▶ _WORK REQUIRED_
Locate and copy each line in the data that contains the word "JSON".

Excerpts from a figure dataset:
** START **

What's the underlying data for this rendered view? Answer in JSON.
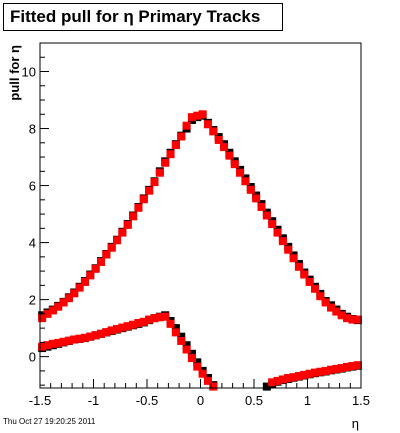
{
  "title": "Fitted pull for η  Primary Tracks",
  "timestamp": "Thu Oct 27 19:20:25 2011",
  "chart_data": {
    "type": "scatter",
    "xlabel": "η",
    "ylabel": "pull for η",
    "xlim": [
      -1.5,
      1.5
    ],
    "ylim": [
      -1.1,
      11.0
    ],
    "x_ticks": [
      "-1.5",
      "-1",
      "-0.5",
      "0",
      "0.5",
      "1",
      "1.5"
    ],
    "x_tick_values": [
      -1.5,
      -1,
      -0.5,
      0,
      0.5,
      1,
      1.5
    ],
    "y_ticks": [
      "0",
      "2",
      "4",
      "6",
      "8",
      "10"
    ],
    "y_tick_values": [
      0,
      2,
      4,
      6,
      8,
      10
    ],
    "grid": false,
    "colors": {
      "black": "#000000",
      "red": "#ff0000"
    },
    "series": [
      {
        "color": "#000000",
        "marker": "square",
        "points": [
          [
            -1.48,
            1.45
          ],
          [
            -1.43,
            1.55
          ],
          [
            -1.38,
            1.65
          ],
          [
            -1.33,
            1.78
          ],
          [
            -1.28,
            1.92
          ],
          [
            -1.23,
            2.08
          ],
          [
            -1.18,
            2.25
          ],
          [
            -1.13,
            2.45
          ],
          [
            -1.08,
            2.65
          ],
          [
            -1.03,
            2.88
          ],
          [
            -0.98,
            3.1
          ],
          [
            -0.93,
            3.35
          ],
          [
            -0.88,
            3.6
          ],
          [
            -0.83,
            3.85
          ],
          [
            -0.78,
            4.1
          ],
          [
            -0.73,
            4.38
          ],
          [
            -0.68,
            4.65
          ],
          [
            -0.63,
            4.95
          ],
          [
            -0.58,
            5.25
          ],
          [
            -0.53,
            5.55
          ],
          [
            -0.48,
            5.85
          ],
          [
            -0.43,
            6.15
          ],
          [
            -0.38,
            6.5
          ],
          [
            -0.33,
            6.85
          ],
          [
            -0.28,
            7.15
          ],
          [
            -0.23,
            7.45
          ],
          [
            -0.18,
            7.75
          ],
          [
            -0.13,
            8.0
          ],
          [
            -0.08,
            8.3
          ],
          [
            -0.03,
            8.4
          ],
          [
            0.02,
            8.45
          ],
          [
            0.07,
            8.2
          ],
          [
            0.12,
            7.95
          ],
          [
            0.17,
            7.7
          ],
          [
            0.22,
            7.45
          ],
          [
            0.27,
            7.15
          ],
          [
            0.32,
            6.85
          ],
          [
            0.37,
            6.55
          ],
          [
            0.42,
            6.25
          ],
          [
            0.47,
            5.95
          ],
          [
            0.52,
            5.65
          ],
          [
            0.57,
            5.35
          ],
          [
            0.62,
            5.05
          ],
          [
            0.67,
            4.75
          ],
          [
            0.72,
            4.45
          ],
          [
            0.77,
            4.15
          ],
          [
            0.82,
            3.85
          ],
          [
            0.87,
            3.55
          ],
          [
            0.92,
            3.25
          ],
          [
            0.97,
            2.95
          ],
          [
            1.02,
            2.7
          ],
          [
            1.07,
            2.45
          ],
          [
            1.12,
            2.2
          ],
          [
            1.17,
            1.95
          ],
          [
            1.22,
            1.8
          ],
          [
            1.27,
            1.65
          ],
          [
            1.32,
            1.5
          ],
          [
            1.37,
            1.4
          ],
          [
            1.42,
            1.32
          ],
          [
            1.47,
            1.28
          ],
          [
            -1.48,
            0.3
          ],
          [
            -1.43,
            0.35
          ],
          [
            -1.38,
            0.4
          ],
          [
            -1.33,
            0.45
          ],
          [
            -1.28,
            0.5
          ],
          [
            -1.23,
            0.55
          ],
          [
            -1.18,
            0.6
          ],
          [
            -1.13,
            0.62
          ],
          [
            -1.08,
            0.65
          ],
          [
            -1.03,
            0.7
          ],
          [
            -0.98,
            0.75
          ],
          [
            -0.93,
            0.8
          ],
          [
            -0.88,
            0.85
          ],
          [
            -0.83,
            0.9
          ],
          [
            -0.78,
            0.95
          ],
          [
            -0.73,
            1.0
          ],
          [
            -0.68,
            1.05
          ],
          [
            -0.63,
            1.1
          ],
          [
            -0.58,
            1.15
          ],
          [
            -0.53,
            1.2
          ],
          [
            -0.48,
            1.28
          ],
          [
            -0.43,
            1.35
          ],
          [
            -0.38,
            1.4
          ],
          [
            -0.33,
            1.45
          ],
          [
            -0.28,
            1.25
          ],
          [
            -0.23,
            1.0
          ],
          [
            -0.18,
            0.7
          ],
          [
            -0.13,
            0.4
          ],
          [
            -0.08,
            0.1
          ],
          [
            -0.03,
            -0.2
          ],
          [
            0.02,
            -0.5
          ],
          [
            0.07,
            -0.75
          ],
          [
            0.12,
            -1.0
          ],
          [
            0.62,
            -1.05
          ],
          [
            0.67,
            -0.95
          ],
          [
            0.72,
            -0.88
          ],
          [
            0.77,
            -0.82
          ],
          [
            0.82,
            -0.78
          ],
          [
            0.87,
            -0.74
          ],
          [
            0.92,
            -0.7
          ],
          [
            0.97,
            -0.66
          ],
          [
            1.02,
            -0.62
          ],
          [
            1.07,
            -0.58
          ],
          [
            1.12,
            -0.55
          ],
          [
            1.17,
            -0.52
          ],
          [
            1.22,
            -0.48
          ],
          [
            1.27,
            -0.45
          ],
          [
            1.32,
            -0.42
          ],
          [
            1.37,
            -0.38
          ],
          [
            1.42,
            -0.35
          ],
          [
            1.47,
            -0.32
          ]
        ]
      },
      {
        "color": "#ff0000",
        "marker": "square",
        "points": [
          [
            -1.48,
            1.35
          ],
          [
            -1.43,
            1.5
          ],
          [
            -1.38,
            1.62
          ],
          [
            -1.33,
            1.75
          ],
          [
            -1.28,
            1.9
          ],
          [
            -1.23,
            2.05
          ],
          [
            -1.18,
            2.22
          ],
          [
            -1.13,
            2.42
          ],
          [
            -1.08,
            2.62
          ],
          [
            -1.03,
            2.85
          ],
          [
            -0.98,
            3.08
          ],
          [
            -0.93,
            3.32
          ],
          [
            -0.88,
            3.58
          ],
          [
            -0.83,
            3.82
          ],
          [
            -0.78,
            4.08
          ],
          [
            -0.73,
            4.35
          ],
          [
            -0.68,
            4.62
          ],
          [
            -0.63,
            4.92
          ],
          [
            -0.58,
            5.22
          ],
          [
            -0.53,
            5.52
          ],
          [
            -0.48,
            5.82
          ],
          [
            -0.43,
            6.12
          ],
          [
            -0.38,
            6.45
          ],
          [
            -0.33,
            6.8
          ],
          [
            -0.28,
            7.1
          ],
          [
            -0.23,
            7.42
          ],
          [
            -0.18,
            7.72
          ],
          [
            -0.13,
            8.1
          ],
          [
            -0.08,
            8.4
          ],
          [
            -0.03,
            8.45
          ],
          [
            0.02,
            8.5
          ],
          [
            0.07,
            8.15
          ],
          [
            0.12,
            7.9
          ],
          [
            0.17,
            7.6
          ],
          [
            0.22,
            7.35
          ],
          [
            0.27,
            7.05
          ],
          [
            0.32,
            6.75
          ],
          [
            0.37,
            6.45
          ],
          [
            0.42,
            6.15
          ],
          [
            0.47,
            5.85
          ],
          [
            0.52,
            5.55
          ],
          [
            0.57,
            5.25
          ],
          [
            0.62,
            4.95
          ],
          [
            0.67,
            4.65
          ],
          [
            0.72,
            4.35
          ],
          [
            0.77,
            4.05
          ],
          [
            0.82,
            3.75
          ],
          [
            0.87,
            3.45
          ],
          [
            0.92,
            3.15
          ],
          [
            0.97,
            2.88
          ],
          [
            1.02,
            2.62
          ],
          [
            1.07,
            2.38
          ],
          [
            1.12,
            2.12
          ],
          [
            1.17,
            1.9
          ],
          [
            1.22,
            1.72
          ],
          [
            1.27,
            1.58
          ],
          [
            1.32,
            1.45
          ],
          [
            1.37,
            1.35
          ],
          [
            1.42,
            1.3
          ],
          [
            1.47,
            1.3
          ],
          [
            -1.48,
            0.35
          ],
          [
            -1.43,
            0.4
          ],
          [
            -1.38,
            0.45
          ],
          [
            -1.33,
            0.48
          ],
          [
            -1.28,
            0.52
          ],
          [
            -1.23,
            0.56
          ],
          [
            -1.18,
            0.6
          ],
          [
            -1.13,
            0.63
          ],
          [
            -1.08,
            0.66
          ],
          [
            -1.03,
            0.7
          ],
          [
            -0.98,
            0.75
          ],
          [
            -0.93,
            0.8
          ],
          [
            -0.88,
            0.86
          ],
          [
            -0.83,
            0.92
          ],
          [
            -0.78,
            0.97
          ],
          [
            -0.73,
            1.02
          ],
          [
            -0.68,
            1.07
          ],
          [
            -0.63,
            1.12
          ],
          [
            -0.58,
            1.18
          ],
          [
            -0.53,
            1.22
          ],
          [
            -0.48,
            1.3
          ],
          [
            -0.43,
            1.35
          ],
          [
            -0.38,
            1.38
          ],
          [
            -0.33,
            1.4
          ],
          [
            -0.28,
            1.15
          ],
          [
            -0.23,
            0.85
          ],
          [
            -0.18,
            0.55
          ],
          [
            -0.13,
            0.25
          ],
          [
            -0.08,
            -0.05
          ],
          [
            -0.03,
            -0.35
          ],
          [
            0.02,
            -0.6
          ],
          [
            0.07,
            -0.85
          ],
          [
            0.12,
            -1.05
          ],
          [
            0.67,
            -0.9
          ],
          [
            0.72,
            -0.85
          ],
          [
            0.77,
            -0.8
          ],
          [
            0.82,
            -0.75
          ],
          [
            0.87,
            -0.72
          ],
          [
            0.92,
            -0.68
          ],
          [
            0.97,
            -0.64
          ],
          [
            1.02,
            -0.6
          ],
          [
            1.07,
            -0.56
          ],
          [
            1.12,
            -0.53
          ],
          [
            1.17,
            -0.5
          ],
          [
            1.22,
            -0.46
          ],
          [
            1.27,
            -0.43
          ],
          [
            1.32,
            -0.4
          ],
          [
            1.37,
            -0.36
          ],
          [
            1.42,
            -0.33
          ],
          [
            1.47,
            -0.3
          ]
        ]
      }
    ]
  }
}
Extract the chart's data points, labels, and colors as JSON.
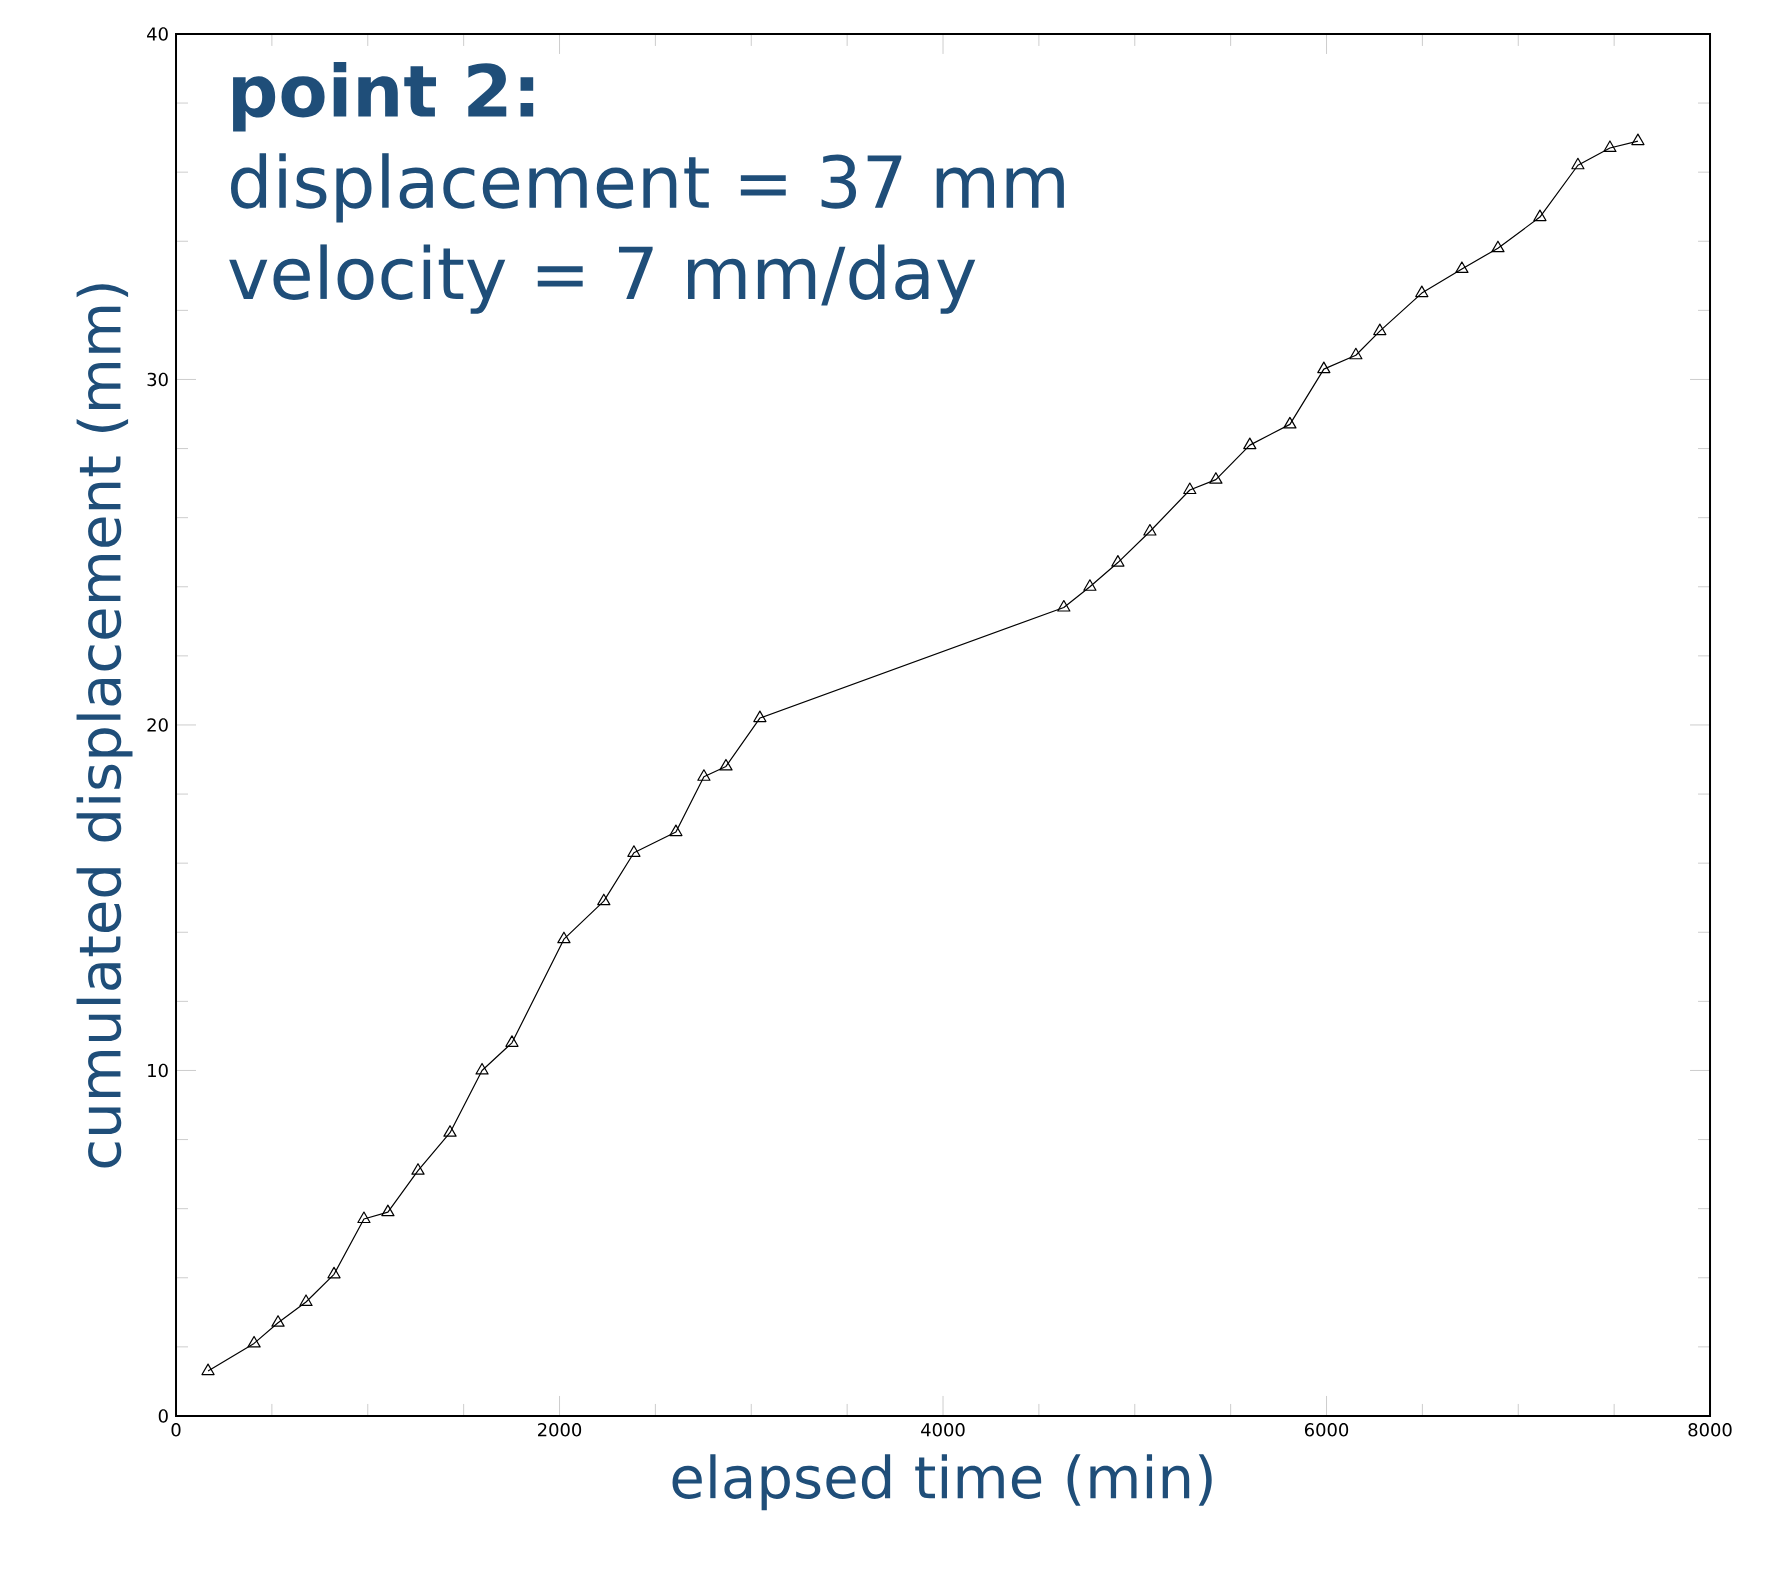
{
  "chart_data": {
    "type": "line",
    "xlabel": "elapsed time (min)",
    "ylabel": "cumulated displacement (mm)",
    "annotations": [
      "point 2:",
      "displacement = 37 mm",
      "velocity = 7 mm/day"
    ],
    "x": [
      167,
      407,
      532,
      678,
      824,
      980,
      1105,
      1262,
      1429,
      1596,
      1752,
      2023,
      2231,
      2388,
      2607,
      2753,
      2868,
      3045,
      4630,
      4766,
      4912,
      5079,
      5287,
      5423,
      5600,
      5809,
      5986,
      6153,
      6278,
      6497,
      6706,
      6894,
      7113,
      7311,
      7478,
      7624
    ],
    "series": [
      {
        "color": "#000000",
        "values": [
          1.3,
          2.1,
          2.7,
          3.3,
          4.1,
          5.7,
          5.9,
          7.1,
          8.2,
          10.0,
          10.8,
          13.8,
          14.9,
          16.3,
          16.9,
          18.5,
          18.8,
          20.2,
          23.4,
          24.0,
          24.7,
          25.6,
          26.8,
          27.1,
          28.1,
          28.7,
          30.3,
          30.7,
          31.4,
          32.5,
          33.2,
          33.8,
          34.7,
          36.2,
          36.7,
          36.9
        ]
      }
    ],
    "xlim": [
      0,
      8000
    ],
    "xticks": [
      0,
      2000,
      4000,
      6000,
      8000
    ],
    "ylim": [
      0,
      40
    ],
    "yticks": [
      0,
      10,
      20,
      30,
      40
    ],
    "marker": "triangle",
    "line_style": "solid"
  }
}
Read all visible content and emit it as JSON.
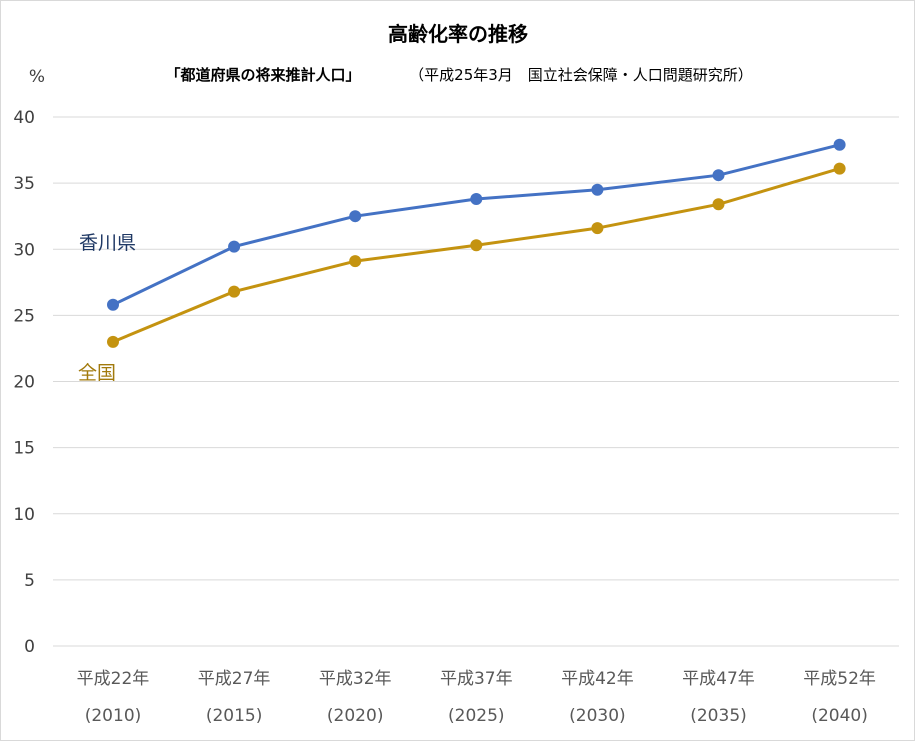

** END **

▶ _TASK RESPONSE_
What's the underlying data for this rendered view? Answer in JSON.
Extract the chart's data points, labels, and colors as JSON.
Read all visible content and emit it as JSON.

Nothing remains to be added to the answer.